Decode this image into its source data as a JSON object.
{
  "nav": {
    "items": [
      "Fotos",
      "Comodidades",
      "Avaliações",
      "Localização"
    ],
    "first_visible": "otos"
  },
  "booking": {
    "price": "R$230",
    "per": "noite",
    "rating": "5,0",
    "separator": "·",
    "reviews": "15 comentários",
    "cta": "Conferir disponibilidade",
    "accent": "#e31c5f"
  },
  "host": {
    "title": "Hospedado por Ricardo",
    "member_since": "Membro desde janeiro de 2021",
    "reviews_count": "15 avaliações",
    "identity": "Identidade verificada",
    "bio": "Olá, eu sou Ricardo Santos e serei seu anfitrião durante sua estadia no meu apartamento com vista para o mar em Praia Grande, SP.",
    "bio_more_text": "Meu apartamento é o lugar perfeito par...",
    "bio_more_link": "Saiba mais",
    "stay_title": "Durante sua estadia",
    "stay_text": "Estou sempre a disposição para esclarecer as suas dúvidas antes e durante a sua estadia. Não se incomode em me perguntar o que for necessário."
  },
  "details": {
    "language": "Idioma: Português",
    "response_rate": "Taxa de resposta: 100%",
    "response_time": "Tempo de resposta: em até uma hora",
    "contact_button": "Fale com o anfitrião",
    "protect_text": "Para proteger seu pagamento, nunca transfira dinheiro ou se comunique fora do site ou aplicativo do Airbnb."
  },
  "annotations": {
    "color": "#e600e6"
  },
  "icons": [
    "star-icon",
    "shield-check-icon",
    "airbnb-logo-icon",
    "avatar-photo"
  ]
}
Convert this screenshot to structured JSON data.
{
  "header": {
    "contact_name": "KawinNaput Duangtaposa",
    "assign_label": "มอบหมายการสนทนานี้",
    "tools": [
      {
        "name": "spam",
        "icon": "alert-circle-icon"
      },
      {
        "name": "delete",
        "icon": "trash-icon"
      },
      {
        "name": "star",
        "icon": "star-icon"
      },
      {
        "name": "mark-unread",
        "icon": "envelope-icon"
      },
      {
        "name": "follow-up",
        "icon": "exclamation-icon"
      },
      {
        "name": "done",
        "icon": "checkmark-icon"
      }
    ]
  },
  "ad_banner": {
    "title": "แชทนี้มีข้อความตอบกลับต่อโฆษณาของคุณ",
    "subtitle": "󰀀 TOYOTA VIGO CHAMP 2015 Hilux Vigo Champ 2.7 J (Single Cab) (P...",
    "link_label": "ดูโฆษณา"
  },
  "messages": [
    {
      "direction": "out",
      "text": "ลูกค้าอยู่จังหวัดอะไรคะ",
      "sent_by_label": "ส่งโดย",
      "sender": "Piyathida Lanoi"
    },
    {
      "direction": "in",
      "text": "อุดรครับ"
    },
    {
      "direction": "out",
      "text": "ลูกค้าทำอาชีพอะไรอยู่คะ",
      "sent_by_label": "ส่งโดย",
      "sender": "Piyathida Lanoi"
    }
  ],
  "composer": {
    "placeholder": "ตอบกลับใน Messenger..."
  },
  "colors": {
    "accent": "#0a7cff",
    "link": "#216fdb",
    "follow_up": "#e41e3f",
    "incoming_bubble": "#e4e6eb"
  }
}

- - - -

Return all lines containing "data".

Decode this image into its source data as a JSON object.
Convert this screenshot to structured JSON data.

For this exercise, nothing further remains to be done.